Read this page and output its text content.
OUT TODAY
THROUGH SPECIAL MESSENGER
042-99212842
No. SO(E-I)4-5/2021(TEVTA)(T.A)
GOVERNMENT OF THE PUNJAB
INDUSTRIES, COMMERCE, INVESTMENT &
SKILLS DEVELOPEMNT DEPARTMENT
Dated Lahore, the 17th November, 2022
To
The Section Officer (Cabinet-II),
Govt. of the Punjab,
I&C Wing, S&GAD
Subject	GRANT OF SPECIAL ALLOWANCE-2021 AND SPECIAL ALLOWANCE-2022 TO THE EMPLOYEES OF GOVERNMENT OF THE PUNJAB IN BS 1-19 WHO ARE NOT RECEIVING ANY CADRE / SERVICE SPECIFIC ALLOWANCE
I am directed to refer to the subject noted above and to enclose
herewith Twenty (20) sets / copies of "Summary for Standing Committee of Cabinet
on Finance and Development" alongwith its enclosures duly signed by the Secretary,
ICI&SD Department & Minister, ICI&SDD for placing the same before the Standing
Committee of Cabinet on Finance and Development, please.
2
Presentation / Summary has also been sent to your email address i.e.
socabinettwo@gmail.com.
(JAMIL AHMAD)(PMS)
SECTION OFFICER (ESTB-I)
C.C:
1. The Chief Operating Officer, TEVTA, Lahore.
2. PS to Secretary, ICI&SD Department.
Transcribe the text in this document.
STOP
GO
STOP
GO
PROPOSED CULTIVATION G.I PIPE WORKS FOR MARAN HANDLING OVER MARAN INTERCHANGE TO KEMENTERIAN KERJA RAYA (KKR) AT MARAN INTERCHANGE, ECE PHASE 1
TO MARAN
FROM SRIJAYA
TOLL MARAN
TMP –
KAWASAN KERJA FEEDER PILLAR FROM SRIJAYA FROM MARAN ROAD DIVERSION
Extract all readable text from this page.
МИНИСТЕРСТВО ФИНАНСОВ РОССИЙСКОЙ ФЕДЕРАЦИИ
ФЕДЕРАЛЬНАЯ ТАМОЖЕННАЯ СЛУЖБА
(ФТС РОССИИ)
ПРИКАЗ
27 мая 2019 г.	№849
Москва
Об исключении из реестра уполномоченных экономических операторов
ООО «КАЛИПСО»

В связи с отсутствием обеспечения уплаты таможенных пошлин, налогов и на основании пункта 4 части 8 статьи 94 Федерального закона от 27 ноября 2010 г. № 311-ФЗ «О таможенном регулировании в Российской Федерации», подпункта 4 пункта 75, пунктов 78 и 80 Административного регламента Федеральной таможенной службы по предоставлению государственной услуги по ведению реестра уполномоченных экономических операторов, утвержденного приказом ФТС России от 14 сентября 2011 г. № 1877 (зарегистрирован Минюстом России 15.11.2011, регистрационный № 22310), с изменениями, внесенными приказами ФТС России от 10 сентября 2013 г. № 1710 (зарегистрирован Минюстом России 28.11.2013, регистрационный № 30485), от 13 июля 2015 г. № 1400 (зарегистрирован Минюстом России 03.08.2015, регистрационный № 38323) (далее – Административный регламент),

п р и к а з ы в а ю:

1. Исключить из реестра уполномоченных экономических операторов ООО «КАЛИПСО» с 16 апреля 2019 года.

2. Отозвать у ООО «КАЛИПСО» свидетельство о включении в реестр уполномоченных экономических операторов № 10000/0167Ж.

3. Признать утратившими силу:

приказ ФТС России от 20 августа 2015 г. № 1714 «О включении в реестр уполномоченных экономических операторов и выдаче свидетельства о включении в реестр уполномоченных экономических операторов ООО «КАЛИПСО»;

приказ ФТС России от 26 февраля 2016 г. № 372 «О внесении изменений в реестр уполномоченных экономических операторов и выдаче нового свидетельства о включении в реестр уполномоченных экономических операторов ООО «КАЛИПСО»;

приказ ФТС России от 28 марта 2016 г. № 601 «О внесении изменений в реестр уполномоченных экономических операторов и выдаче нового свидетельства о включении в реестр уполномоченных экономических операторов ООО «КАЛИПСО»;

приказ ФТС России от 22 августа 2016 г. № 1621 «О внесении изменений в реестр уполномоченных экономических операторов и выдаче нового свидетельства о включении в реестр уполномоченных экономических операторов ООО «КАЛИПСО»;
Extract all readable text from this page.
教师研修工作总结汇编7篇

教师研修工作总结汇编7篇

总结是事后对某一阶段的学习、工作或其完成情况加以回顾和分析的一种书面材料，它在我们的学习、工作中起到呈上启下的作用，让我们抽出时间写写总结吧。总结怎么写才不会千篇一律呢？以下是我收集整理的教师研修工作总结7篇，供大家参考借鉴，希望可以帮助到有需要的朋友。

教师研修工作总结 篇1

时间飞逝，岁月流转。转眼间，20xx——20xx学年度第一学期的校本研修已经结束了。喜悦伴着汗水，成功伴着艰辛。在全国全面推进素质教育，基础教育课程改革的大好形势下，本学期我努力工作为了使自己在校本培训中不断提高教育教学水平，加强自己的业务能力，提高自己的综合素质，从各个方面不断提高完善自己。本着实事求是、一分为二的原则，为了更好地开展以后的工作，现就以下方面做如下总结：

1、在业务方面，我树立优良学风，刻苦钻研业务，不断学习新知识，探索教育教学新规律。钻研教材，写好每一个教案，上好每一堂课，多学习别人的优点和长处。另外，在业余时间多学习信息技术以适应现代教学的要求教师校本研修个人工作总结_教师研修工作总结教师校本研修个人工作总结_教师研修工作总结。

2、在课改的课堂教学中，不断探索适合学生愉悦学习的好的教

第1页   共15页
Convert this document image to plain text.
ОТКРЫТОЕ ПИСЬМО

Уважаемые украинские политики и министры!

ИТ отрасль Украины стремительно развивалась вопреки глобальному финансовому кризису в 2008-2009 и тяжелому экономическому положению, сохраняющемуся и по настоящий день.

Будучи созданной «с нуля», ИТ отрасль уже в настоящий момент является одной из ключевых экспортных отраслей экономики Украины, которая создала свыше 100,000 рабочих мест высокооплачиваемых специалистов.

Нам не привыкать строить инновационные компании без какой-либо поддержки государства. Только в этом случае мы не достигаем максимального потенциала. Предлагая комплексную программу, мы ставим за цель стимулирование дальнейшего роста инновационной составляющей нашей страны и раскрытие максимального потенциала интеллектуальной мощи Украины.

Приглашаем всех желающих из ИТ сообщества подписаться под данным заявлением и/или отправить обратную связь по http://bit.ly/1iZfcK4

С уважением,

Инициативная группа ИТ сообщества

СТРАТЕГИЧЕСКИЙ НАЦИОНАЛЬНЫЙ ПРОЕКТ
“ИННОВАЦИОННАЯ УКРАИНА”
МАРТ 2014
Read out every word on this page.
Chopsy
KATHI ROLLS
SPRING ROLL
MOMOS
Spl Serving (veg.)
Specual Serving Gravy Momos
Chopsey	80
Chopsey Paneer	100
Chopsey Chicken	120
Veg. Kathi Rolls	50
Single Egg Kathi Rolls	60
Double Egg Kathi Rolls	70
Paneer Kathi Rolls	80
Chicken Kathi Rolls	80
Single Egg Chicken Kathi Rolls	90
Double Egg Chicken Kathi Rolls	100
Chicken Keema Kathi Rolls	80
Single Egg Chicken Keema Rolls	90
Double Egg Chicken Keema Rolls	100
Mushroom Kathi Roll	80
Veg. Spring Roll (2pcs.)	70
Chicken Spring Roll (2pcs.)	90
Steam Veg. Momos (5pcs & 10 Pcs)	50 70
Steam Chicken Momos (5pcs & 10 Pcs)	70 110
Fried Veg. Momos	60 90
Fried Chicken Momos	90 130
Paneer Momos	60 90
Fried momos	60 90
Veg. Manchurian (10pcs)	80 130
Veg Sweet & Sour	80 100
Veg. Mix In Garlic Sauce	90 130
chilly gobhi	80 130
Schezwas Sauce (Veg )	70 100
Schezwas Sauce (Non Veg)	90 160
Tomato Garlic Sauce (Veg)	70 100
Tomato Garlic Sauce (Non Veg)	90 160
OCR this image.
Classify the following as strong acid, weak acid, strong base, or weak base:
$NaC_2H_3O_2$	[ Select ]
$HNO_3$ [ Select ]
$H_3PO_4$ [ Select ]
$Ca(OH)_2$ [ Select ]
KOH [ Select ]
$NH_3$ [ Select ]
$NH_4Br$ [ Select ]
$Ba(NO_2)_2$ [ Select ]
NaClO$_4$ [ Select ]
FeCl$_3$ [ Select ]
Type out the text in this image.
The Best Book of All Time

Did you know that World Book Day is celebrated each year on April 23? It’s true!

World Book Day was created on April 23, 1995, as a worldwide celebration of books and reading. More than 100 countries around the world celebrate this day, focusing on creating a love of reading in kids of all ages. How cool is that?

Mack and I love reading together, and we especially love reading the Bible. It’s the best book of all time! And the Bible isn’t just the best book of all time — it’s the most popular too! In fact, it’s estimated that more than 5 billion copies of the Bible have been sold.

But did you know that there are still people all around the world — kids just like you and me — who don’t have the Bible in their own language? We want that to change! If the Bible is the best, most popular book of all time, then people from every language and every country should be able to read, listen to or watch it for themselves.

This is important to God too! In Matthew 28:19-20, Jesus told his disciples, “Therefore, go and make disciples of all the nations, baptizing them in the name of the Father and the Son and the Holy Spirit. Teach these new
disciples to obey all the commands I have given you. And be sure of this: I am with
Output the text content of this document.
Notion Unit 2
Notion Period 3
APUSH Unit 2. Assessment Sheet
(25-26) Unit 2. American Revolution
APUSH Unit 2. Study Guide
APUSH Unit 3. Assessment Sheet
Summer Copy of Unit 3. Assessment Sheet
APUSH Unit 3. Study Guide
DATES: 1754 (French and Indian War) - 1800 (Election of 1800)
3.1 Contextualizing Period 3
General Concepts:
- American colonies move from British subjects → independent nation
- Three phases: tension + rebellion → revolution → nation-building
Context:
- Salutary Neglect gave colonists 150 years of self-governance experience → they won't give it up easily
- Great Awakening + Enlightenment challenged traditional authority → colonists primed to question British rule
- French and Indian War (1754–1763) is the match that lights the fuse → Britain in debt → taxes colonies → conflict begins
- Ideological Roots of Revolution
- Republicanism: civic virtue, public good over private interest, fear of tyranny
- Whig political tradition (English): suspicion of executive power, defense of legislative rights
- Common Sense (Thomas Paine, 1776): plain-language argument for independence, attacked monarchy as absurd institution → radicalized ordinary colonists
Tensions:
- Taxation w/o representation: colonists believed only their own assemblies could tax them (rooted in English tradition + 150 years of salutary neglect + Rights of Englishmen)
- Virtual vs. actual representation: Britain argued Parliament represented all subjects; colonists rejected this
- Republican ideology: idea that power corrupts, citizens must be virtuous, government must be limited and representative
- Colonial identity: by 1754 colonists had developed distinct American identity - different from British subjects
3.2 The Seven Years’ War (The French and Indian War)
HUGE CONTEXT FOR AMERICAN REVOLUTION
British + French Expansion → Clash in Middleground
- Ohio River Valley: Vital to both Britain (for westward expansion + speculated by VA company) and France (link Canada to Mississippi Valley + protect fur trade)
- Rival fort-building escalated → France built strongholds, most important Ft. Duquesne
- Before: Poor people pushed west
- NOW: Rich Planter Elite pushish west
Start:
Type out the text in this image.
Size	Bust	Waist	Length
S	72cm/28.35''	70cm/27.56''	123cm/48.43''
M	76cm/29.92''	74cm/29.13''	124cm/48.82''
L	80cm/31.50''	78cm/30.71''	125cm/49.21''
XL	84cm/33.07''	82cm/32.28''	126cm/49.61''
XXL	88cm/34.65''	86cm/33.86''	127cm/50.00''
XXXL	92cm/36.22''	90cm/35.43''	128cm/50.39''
__________
- [PROBLEM DETAILS] From the data above, copy each line where the string "Chopsey" appears.

- [RESULT]
Chopsey	80
Chopsey Paneer	100
Chopsey Chicken	120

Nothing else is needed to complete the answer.